__Brief__:
Give the number of lines that hold the string "color". Nothing else is needed.

— START —

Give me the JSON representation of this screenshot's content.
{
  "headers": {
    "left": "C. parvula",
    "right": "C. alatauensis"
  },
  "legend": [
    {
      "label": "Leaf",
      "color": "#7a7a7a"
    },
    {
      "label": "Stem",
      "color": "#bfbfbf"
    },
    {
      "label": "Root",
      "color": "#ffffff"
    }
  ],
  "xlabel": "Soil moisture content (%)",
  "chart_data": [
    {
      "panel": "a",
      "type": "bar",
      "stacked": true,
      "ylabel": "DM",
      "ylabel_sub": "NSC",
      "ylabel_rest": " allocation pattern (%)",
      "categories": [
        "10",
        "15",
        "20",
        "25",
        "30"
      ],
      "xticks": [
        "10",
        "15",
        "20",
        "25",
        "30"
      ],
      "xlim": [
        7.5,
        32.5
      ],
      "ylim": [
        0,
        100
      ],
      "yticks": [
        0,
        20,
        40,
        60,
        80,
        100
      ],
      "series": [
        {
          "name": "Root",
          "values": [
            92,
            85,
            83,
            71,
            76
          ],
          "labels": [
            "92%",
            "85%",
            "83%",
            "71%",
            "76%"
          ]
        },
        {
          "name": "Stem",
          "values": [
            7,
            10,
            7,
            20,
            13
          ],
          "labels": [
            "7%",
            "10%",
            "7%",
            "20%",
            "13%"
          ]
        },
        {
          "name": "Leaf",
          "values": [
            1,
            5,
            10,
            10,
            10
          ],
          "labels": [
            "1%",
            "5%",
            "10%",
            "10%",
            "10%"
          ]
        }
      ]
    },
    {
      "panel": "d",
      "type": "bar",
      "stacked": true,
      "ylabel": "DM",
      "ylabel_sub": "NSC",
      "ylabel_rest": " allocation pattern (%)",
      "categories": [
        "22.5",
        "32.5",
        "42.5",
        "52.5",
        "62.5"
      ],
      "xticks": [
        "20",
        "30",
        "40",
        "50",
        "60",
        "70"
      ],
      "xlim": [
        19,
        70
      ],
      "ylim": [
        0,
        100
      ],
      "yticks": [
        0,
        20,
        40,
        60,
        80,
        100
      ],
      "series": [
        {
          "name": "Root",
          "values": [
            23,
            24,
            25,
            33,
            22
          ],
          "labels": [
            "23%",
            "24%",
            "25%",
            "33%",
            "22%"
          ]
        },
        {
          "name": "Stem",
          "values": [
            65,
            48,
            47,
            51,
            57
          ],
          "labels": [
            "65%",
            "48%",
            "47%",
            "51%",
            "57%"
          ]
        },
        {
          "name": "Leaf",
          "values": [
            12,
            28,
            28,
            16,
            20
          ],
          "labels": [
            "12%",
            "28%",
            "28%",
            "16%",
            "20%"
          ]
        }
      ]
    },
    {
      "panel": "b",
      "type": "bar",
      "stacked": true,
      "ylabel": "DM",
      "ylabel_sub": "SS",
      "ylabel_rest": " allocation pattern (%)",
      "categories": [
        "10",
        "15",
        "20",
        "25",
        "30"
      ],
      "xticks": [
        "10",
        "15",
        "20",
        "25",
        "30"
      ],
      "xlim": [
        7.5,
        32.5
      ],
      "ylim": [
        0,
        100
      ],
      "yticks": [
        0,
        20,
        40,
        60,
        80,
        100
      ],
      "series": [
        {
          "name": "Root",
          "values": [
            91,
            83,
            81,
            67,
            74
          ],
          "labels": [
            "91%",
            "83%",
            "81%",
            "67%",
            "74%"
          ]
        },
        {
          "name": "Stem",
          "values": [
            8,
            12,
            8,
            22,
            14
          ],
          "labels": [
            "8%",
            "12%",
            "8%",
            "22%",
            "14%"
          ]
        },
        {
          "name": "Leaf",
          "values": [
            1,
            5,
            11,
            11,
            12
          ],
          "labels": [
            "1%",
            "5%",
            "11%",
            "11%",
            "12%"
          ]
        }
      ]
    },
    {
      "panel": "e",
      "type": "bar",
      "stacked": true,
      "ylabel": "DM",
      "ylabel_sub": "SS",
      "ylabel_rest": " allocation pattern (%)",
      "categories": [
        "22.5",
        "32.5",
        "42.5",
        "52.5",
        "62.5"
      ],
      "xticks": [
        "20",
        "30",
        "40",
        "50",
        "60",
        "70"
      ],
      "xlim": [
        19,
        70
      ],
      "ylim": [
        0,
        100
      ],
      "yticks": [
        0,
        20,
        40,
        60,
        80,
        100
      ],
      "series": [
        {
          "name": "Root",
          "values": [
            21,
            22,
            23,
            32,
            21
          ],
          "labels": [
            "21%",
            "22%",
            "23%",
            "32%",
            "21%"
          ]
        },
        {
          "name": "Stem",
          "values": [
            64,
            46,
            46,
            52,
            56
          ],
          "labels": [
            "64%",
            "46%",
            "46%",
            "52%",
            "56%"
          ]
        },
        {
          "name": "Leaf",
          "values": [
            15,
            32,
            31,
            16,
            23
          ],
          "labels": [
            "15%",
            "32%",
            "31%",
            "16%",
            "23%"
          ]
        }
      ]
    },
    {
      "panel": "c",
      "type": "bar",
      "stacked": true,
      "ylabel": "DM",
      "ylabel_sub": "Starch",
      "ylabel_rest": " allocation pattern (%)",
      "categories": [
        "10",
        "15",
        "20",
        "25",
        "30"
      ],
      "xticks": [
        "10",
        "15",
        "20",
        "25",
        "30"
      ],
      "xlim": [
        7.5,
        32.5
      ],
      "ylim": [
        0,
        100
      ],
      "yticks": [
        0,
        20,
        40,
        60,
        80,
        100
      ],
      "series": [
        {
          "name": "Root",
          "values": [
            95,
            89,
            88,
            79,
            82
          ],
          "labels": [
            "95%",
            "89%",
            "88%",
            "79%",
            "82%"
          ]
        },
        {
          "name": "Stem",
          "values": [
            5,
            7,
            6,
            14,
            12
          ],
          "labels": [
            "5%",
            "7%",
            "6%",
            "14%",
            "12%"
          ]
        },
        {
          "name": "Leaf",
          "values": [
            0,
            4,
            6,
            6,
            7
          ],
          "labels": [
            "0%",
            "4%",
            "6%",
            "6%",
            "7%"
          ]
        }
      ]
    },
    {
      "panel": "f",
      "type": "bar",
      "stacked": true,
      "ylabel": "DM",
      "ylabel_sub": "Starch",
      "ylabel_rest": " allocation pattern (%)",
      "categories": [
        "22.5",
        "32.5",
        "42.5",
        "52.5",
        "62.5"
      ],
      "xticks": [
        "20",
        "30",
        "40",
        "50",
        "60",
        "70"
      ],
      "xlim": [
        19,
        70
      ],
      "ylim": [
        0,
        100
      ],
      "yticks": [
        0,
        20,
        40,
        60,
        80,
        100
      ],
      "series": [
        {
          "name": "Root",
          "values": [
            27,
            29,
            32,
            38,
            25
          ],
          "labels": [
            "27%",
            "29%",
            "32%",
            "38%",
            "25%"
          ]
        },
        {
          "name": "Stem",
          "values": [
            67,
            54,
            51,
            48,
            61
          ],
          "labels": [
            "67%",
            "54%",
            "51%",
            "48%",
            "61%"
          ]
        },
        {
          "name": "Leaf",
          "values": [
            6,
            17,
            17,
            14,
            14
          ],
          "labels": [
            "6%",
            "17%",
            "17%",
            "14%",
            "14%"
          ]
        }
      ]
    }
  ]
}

— END —

__Worked answer__:
3